Set problem: Extract every line from the records below that contains the word "document".

Dataset content:
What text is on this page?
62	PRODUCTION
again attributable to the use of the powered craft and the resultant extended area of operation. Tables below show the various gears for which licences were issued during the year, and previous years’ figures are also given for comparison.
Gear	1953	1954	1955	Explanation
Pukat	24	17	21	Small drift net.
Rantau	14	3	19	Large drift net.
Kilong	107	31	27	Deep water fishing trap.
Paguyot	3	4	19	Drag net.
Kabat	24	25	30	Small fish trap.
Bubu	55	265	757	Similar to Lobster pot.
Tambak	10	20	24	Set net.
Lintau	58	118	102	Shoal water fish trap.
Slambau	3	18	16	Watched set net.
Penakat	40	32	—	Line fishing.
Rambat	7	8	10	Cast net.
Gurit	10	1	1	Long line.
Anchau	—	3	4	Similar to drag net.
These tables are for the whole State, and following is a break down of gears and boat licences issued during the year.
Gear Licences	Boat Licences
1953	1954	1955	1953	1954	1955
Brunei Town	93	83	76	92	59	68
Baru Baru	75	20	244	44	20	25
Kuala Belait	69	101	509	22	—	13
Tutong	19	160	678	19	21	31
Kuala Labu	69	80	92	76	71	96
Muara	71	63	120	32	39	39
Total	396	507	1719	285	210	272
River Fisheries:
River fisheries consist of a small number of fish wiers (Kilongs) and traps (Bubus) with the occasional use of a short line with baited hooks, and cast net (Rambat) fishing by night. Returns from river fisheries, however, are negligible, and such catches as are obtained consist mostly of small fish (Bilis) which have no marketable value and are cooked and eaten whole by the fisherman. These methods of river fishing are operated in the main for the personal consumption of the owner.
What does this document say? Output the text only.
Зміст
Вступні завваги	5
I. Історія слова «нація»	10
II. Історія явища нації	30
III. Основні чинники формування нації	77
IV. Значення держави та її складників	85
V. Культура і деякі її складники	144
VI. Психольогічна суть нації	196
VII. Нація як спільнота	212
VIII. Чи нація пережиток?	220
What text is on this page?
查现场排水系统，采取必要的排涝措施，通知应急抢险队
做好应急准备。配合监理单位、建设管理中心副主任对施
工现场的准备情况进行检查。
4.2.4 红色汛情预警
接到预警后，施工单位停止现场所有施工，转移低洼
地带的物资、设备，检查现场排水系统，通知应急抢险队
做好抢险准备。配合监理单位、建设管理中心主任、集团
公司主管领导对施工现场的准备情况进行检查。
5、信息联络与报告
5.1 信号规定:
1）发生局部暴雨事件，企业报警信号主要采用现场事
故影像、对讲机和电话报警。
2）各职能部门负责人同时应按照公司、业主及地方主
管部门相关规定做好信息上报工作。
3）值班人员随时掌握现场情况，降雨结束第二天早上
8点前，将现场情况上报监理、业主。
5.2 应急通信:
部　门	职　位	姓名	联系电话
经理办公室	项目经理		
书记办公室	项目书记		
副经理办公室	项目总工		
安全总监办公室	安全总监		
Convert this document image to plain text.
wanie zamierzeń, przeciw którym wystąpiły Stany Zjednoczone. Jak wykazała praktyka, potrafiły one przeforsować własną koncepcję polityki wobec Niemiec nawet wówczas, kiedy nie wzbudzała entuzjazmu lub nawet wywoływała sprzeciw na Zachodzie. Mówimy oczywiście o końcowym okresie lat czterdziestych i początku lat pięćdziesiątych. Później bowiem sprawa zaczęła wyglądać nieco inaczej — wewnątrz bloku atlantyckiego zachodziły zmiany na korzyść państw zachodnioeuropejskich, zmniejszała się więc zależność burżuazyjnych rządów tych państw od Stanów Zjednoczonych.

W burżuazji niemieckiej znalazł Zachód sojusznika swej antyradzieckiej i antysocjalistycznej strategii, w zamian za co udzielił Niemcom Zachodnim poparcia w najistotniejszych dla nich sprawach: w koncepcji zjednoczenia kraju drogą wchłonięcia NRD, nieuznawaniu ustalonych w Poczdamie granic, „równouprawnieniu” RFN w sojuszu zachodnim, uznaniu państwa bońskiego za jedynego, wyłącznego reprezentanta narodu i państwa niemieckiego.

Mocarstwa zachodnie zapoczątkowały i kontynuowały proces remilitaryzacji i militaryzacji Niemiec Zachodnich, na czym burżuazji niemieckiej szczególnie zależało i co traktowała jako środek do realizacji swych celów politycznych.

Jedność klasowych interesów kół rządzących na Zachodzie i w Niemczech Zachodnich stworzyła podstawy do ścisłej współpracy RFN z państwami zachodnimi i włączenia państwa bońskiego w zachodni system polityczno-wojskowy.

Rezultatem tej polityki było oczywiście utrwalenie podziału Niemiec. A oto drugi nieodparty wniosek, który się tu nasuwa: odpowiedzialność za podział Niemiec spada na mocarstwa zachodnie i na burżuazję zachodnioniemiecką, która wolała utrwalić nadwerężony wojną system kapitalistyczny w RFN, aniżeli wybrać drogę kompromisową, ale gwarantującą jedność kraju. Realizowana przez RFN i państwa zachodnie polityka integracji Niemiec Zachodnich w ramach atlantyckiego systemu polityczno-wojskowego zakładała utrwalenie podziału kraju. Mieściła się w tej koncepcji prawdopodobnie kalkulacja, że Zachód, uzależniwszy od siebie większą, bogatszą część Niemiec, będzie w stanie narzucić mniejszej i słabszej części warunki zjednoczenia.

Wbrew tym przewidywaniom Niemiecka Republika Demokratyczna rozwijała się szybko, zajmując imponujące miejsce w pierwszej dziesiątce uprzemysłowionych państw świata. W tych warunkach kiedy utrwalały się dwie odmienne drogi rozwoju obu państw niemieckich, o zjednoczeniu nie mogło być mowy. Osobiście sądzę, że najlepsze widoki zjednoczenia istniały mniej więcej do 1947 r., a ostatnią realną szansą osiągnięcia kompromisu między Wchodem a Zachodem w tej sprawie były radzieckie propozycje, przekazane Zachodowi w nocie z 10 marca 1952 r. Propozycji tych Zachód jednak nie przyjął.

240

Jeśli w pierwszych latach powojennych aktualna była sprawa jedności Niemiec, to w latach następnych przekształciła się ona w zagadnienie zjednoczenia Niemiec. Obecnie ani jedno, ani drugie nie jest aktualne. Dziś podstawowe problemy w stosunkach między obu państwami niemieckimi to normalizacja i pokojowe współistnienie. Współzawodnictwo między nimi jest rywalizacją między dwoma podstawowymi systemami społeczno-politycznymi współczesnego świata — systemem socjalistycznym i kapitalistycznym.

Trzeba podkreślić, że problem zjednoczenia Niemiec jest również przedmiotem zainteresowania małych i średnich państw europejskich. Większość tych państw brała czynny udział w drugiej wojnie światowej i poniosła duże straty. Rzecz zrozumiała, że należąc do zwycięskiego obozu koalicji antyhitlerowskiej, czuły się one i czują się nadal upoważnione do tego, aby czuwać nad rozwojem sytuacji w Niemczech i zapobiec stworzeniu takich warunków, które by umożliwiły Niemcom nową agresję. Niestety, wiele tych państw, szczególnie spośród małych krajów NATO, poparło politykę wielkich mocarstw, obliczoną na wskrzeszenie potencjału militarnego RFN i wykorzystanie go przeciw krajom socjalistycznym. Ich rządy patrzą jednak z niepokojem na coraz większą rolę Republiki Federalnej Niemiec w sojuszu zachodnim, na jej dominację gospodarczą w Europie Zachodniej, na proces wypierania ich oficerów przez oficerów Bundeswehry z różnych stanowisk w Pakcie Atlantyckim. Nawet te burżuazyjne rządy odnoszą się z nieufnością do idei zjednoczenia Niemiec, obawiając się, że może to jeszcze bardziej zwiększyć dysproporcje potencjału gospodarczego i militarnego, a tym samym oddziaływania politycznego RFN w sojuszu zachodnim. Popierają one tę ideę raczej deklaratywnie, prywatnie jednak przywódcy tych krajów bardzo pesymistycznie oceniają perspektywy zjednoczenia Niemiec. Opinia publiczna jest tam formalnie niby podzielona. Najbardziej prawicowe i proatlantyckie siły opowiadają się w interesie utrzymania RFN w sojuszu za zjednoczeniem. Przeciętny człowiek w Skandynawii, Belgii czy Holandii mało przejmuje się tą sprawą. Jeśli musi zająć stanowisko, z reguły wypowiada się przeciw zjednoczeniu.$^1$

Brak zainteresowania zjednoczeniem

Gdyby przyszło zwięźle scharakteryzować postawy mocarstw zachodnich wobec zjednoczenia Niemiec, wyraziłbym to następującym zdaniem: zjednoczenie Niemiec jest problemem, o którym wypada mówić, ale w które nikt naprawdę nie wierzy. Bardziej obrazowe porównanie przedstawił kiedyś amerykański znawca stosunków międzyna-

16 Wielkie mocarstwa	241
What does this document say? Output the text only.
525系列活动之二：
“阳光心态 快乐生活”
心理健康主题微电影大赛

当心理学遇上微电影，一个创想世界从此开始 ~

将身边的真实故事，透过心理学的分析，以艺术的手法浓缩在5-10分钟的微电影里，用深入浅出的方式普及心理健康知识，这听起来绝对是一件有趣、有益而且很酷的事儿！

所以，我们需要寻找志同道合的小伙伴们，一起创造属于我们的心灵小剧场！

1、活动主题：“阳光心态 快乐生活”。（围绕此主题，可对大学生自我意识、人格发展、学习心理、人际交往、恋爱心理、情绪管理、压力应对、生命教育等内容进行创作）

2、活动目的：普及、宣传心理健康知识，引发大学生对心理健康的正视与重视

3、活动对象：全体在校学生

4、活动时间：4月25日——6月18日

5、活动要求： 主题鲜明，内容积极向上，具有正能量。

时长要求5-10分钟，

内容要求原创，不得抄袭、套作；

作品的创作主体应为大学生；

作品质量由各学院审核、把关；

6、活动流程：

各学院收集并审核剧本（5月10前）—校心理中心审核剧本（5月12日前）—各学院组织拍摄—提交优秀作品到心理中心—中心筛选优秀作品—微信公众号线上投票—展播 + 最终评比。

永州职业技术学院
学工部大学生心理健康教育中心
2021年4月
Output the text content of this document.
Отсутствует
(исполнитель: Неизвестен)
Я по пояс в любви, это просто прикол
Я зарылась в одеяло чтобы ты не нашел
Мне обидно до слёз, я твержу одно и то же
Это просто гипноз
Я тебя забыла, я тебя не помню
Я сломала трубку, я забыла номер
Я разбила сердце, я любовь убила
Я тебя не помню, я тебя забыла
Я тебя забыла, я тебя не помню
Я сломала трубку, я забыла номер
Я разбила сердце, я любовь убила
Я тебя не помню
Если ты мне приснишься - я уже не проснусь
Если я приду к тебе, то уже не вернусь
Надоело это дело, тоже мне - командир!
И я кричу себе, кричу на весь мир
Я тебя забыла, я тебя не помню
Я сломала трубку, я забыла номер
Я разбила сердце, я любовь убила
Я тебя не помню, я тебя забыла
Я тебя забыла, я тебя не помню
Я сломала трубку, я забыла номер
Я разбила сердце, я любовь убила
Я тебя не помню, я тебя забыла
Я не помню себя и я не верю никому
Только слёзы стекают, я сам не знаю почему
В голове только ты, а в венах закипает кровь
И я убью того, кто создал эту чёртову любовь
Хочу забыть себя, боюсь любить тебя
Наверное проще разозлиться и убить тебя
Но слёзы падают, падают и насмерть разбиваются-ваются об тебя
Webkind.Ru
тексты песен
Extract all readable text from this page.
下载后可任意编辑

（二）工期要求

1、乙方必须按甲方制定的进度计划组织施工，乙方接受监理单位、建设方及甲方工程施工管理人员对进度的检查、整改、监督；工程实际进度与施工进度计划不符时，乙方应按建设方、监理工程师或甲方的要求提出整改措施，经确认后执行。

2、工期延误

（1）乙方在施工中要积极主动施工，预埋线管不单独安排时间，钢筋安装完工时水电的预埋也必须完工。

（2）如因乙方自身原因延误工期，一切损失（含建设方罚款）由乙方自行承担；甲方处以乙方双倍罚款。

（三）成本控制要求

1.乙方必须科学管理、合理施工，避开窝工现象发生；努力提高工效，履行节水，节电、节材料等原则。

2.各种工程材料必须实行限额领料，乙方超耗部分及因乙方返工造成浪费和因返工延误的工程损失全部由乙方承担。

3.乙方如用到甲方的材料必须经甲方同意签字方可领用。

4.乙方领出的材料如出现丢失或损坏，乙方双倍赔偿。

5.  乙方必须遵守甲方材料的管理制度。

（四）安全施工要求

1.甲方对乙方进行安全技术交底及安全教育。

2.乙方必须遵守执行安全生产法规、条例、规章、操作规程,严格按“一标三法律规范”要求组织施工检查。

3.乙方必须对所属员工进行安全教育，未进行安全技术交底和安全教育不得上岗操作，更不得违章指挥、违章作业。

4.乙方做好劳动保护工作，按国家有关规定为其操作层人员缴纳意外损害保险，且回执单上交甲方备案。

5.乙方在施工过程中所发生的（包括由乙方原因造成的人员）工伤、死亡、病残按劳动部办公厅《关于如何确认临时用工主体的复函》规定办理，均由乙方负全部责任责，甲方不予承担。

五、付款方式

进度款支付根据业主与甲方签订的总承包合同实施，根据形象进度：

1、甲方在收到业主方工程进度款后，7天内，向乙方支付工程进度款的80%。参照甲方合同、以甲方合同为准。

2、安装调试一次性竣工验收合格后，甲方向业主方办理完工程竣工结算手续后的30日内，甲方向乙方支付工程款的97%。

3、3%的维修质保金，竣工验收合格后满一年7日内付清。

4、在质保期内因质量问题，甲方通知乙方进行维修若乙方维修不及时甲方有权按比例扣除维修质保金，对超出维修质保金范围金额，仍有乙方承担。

Answer:
What does this document say? Output the text only.
Convert this document image to plain text.
What does this document say? Output the text only.
Output the text content of this document.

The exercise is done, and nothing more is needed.